Instead of looking at data as just information somewhere in silos, you should look at data as an asset. In other words, treat data as a product.
Many businesses are sinking great amounts of resources into digital transformation and migration projects. Unfortunately, the rote efforts simply carry over the same complexities and issues that have prevented them from getting great value from their data.
RTInsights recently sat down with Animesh Kumar, co-founder and CTO of The Modern Data Company, to talk about the issues in this space, how a new type of thinking centered on data as a product needs to be embraced, and what benefits can be achieved when this approach is taken.
Here is a summary of our conversation.
RTInsights: What are the issues that make data management and migration so complex today?
Animesh: Fundamentally, the way we approach this problem is the problem itself. For example, suppose you start to migrate data from your legacy systems into a cloud-based system or the modern stack. You are just moving it as if you bought a new tool. You’re moving every piece of information that you have into the new tool without understanding the complexities or nuances or the benefits of that tool.
If you look back, a couple of years ago, when Azure first came about doing things on big data, they introduced the system or feature called HDInsight, which was Hadoop on Azure Cloud. It was exactly the way you would deploy Hadoop on your on-premises data center. It installed exactly in the same way on the Azure Cloud, and people started moving their Hadoop ecosystem from Cloudera and Hortonworks to Azure HDInsight.
But then, they were not able to realize any value. They went into the cloud, but they were not able to leverage any of the cloud’s basic tenants like compute on-demand, scalability, elastic clusters, and stuff like that. All those things were missed out.
That is a fundamental problem. If I take everything from my, let’s say, Teradata instance and move everything into Snowflake, that movement itself is going to take me a couple of years. You have to build all the pipes and remove the dependencies. But I’m treating Snowflake as just another Teradata on the cloud.

(Spatial annotation records)
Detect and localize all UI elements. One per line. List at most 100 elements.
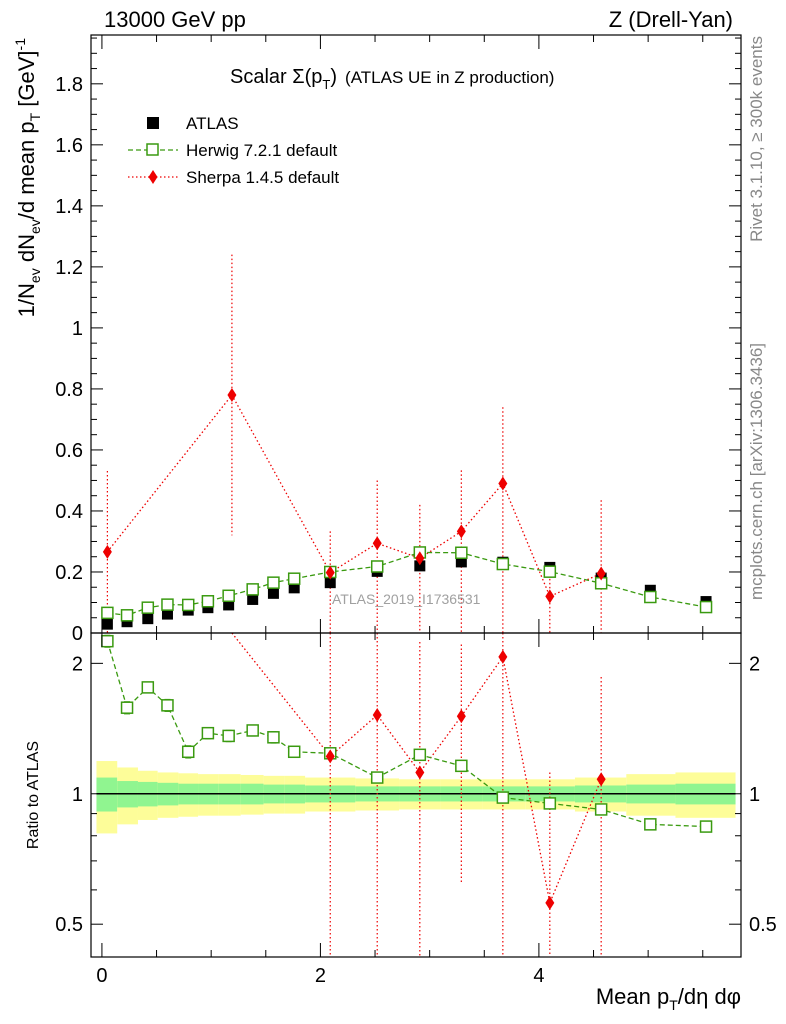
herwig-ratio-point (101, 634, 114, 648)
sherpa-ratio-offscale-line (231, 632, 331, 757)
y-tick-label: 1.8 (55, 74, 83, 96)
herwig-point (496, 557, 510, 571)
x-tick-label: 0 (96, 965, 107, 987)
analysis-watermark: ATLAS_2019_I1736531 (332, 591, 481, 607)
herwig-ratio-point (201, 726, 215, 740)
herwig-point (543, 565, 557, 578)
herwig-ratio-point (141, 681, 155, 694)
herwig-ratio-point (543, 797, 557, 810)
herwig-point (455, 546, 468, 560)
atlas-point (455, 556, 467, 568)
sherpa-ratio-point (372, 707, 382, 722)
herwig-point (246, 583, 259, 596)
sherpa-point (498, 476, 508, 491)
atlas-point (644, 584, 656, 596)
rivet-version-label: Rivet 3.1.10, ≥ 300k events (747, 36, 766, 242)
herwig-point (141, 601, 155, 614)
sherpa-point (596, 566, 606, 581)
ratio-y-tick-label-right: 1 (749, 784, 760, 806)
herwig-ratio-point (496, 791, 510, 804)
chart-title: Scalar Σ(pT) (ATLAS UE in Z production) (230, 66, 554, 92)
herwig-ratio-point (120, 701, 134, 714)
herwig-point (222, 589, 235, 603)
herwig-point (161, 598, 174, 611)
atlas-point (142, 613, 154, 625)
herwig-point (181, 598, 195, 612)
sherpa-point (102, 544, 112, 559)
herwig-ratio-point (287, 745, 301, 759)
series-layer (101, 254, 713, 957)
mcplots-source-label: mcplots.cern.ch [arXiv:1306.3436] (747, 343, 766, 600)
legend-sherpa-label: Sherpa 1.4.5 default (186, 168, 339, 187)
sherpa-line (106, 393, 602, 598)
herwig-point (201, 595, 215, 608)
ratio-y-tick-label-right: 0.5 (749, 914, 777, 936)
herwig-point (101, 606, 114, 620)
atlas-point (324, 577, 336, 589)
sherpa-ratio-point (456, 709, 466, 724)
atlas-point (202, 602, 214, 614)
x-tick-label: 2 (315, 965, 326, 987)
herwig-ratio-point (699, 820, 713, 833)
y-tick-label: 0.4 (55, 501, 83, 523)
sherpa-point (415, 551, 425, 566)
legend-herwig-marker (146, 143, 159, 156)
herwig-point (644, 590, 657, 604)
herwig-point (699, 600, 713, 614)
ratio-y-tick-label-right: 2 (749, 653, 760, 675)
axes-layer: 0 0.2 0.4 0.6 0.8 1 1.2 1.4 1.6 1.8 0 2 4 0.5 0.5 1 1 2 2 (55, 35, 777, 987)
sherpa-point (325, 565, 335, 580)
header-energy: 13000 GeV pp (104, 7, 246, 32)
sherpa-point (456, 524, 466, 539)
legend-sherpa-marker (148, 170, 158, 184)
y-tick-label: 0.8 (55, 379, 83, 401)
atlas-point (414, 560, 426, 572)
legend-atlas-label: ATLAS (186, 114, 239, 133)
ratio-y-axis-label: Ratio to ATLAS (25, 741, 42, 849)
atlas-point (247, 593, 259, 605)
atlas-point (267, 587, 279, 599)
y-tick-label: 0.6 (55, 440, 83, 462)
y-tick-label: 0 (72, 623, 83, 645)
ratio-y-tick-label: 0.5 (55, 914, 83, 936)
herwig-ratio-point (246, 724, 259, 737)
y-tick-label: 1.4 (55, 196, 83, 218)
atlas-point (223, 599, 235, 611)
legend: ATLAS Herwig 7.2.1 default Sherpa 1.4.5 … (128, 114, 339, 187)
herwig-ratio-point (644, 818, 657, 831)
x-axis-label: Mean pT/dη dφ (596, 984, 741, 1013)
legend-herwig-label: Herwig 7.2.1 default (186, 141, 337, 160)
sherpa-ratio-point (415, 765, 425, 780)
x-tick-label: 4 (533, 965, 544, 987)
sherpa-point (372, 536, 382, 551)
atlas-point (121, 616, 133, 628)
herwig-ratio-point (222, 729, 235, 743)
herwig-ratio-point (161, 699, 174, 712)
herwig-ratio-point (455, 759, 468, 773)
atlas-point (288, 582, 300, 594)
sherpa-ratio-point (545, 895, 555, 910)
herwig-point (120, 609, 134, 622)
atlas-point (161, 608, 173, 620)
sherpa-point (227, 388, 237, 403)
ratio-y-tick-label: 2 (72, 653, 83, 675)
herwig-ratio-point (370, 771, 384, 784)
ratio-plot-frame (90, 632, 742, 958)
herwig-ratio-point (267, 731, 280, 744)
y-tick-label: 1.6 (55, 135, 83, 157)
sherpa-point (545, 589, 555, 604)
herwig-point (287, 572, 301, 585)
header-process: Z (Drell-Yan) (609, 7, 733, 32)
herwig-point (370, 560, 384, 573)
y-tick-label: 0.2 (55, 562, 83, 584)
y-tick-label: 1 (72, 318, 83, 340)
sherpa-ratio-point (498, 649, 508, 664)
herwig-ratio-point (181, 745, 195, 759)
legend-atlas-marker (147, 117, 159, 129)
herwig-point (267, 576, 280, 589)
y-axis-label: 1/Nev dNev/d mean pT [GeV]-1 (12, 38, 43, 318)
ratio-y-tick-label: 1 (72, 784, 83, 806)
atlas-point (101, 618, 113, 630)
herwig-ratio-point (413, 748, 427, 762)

* * *

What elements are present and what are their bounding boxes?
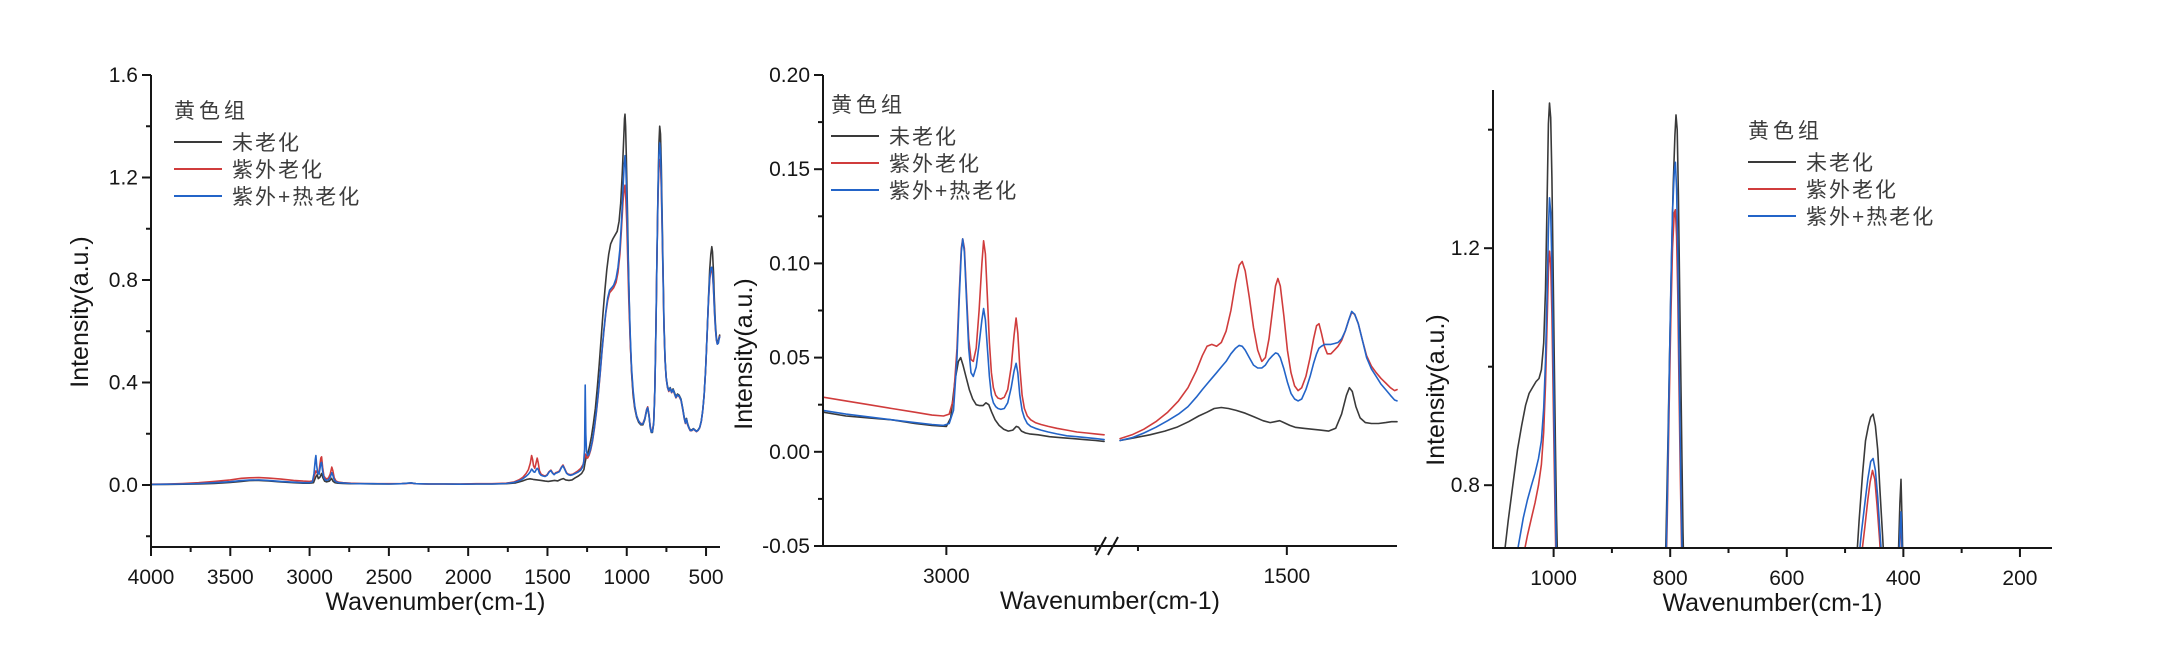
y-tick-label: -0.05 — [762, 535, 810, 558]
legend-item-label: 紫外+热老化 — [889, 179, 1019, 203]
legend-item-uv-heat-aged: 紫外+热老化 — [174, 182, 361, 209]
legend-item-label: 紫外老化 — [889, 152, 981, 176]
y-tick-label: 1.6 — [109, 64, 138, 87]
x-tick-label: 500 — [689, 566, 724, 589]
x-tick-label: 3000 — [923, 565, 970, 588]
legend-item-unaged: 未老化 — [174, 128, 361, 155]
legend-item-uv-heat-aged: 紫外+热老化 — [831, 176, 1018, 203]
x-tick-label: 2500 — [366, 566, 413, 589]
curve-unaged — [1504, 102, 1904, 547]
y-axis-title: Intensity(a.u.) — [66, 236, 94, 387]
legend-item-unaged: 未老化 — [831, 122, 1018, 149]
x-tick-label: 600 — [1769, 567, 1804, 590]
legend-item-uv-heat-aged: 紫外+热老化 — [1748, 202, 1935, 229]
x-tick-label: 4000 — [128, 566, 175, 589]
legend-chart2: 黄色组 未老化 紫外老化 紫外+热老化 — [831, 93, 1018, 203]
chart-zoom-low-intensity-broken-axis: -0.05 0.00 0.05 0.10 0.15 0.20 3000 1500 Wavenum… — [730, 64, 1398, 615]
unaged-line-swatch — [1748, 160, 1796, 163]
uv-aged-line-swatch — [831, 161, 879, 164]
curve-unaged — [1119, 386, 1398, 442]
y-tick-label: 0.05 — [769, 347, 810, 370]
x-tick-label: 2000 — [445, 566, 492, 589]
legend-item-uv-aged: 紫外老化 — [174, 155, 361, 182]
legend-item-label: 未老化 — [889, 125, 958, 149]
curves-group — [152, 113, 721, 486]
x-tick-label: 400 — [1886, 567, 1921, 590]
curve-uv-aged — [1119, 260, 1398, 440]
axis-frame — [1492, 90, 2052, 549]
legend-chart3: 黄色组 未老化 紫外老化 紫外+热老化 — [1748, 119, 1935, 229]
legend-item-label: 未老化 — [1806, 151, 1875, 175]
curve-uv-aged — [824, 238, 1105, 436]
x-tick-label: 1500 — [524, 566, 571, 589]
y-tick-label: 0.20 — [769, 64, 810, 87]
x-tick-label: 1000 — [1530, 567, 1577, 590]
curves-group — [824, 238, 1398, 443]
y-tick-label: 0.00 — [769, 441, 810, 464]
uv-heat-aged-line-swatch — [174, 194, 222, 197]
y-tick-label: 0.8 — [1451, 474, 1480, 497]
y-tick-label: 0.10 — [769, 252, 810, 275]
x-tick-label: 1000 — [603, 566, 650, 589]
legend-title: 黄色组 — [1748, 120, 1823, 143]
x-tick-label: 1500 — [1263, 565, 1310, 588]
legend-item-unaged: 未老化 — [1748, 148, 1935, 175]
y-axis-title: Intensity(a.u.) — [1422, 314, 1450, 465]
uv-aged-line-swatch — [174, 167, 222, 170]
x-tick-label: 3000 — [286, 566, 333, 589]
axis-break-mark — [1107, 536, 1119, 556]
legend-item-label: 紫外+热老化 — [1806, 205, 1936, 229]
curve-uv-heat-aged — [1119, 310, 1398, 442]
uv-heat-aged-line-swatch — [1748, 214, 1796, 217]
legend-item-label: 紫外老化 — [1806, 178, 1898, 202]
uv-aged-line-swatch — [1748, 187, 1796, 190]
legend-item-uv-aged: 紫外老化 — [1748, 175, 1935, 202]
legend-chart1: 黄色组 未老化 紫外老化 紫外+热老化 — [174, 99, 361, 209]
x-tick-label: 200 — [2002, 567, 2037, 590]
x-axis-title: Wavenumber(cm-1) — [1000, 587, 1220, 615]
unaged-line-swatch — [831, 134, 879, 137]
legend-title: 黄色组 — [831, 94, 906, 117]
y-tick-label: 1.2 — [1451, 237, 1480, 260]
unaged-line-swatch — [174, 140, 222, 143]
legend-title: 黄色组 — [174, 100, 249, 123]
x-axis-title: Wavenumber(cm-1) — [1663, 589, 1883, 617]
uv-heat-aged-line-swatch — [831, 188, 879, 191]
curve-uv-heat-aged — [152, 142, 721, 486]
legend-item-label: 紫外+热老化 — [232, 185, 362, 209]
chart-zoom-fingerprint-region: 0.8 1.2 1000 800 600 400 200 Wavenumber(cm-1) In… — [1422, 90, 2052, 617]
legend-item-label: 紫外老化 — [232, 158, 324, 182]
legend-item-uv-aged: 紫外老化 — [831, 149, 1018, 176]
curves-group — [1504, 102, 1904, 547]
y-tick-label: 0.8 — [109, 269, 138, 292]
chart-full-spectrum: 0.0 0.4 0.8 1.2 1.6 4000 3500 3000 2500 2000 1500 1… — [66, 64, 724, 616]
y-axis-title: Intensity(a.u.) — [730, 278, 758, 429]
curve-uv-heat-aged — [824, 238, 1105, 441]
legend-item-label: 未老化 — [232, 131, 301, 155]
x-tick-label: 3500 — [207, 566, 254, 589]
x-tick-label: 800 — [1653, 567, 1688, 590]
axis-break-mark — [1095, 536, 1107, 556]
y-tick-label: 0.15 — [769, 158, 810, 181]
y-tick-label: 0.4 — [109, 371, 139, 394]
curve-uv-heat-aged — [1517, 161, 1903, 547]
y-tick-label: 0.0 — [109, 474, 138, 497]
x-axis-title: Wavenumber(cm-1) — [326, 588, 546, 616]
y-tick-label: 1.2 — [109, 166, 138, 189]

...

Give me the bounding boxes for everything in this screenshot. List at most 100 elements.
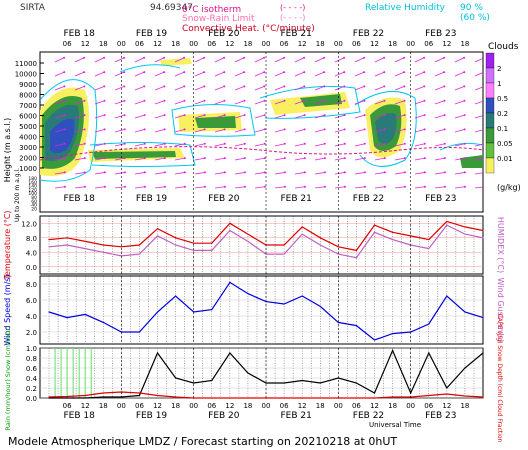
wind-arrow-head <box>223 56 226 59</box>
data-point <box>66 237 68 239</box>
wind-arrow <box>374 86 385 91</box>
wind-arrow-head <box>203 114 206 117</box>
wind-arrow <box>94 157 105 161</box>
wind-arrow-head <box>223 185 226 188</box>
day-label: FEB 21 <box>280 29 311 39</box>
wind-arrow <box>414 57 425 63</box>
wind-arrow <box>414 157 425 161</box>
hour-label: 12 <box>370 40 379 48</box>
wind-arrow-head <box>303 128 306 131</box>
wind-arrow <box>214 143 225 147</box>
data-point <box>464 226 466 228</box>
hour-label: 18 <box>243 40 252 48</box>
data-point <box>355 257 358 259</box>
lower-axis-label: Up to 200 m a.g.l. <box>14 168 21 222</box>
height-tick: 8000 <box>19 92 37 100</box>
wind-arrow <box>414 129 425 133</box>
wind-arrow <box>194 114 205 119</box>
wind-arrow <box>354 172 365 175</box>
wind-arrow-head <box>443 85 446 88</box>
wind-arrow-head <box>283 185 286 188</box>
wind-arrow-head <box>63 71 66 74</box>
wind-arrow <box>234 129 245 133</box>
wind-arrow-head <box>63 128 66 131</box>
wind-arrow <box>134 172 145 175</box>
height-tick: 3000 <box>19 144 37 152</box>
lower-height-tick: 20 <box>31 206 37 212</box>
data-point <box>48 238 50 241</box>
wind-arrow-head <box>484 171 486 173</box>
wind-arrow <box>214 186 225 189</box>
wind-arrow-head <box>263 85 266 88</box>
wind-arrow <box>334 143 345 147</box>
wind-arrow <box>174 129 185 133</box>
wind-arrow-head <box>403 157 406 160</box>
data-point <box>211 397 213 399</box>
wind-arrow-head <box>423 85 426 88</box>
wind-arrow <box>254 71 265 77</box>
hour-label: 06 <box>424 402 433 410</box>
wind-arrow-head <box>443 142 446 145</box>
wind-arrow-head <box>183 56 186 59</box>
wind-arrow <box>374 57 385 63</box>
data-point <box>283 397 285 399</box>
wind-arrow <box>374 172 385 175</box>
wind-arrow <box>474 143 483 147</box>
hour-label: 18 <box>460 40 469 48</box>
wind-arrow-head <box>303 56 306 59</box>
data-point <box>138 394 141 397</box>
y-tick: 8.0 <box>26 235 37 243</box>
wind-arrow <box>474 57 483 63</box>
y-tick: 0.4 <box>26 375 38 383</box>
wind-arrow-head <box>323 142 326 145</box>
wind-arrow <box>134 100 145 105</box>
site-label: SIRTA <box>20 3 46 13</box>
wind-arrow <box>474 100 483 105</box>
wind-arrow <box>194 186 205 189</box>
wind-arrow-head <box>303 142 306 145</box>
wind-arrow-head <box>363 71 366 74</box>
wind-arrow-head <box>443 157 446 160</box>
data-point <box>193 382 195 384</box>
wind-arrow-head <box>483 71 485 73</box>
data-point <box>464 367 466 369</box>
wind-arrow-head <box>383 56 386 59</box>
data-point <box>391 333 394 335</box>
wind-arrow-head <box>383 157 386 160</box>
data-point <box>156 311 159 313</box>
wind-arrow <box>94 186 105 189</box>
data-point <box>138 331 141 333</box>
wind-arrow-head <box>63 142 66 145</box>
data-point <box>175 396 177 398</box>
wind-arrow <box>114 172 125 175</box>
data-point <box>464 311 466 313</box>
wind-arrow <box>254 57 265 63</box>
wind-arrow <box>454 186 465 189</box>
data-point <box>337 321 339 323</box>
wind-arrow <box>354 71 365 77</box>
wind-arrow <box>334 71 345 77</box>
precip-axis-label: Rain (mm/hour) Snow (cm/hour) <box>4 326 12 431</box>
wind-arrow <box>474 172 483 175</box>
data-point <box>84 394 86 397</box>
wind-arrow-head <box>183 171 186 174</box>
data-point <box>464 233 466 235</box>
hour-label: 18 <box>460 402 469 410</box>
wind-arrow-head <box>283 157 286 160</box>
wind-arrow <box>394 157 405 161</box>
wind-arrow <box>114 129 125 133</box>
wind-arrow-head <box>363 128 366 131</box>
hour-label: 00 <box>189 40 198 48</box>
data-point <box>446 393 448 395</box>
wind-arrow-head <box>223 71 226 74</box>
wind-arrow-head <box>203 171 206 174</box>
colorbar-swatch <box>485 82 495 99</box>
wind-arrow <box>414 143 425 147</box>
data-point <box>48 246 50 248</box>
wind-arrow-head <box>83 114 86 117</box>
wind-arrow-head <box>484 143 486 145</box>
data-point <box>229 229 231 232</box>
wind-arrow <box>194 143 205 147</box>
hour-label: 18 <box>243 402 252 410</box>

# REQUIRED TASK:
Do the following statements agree with the interview on data management? For each one, answer yes or no and quote the words from the interview that decide it.
1. HDInsight was installed on the Azure Cloud the same way Hadoop would be deployed in an on-premises data center.
2. Those who moved their Hadoop ecosystem to Azure HDInsight were able to take advantage of compute on-demand and elastic clusters.
3. Moving everything from a Teradata instance into Snowflake is described as taking a couple of months.

# OUTPUT OF THE EXERCISE:
1. Yes: "It was exactly the way you would deploy Hadoop on your on-premises data center."
2. No: "they were not able to leverage any of the cloud’s basic tenants like compute on-demand, scalability, elastic clusters, and stuff like that."
3. No: "that movement itself is going to take me a couple of years."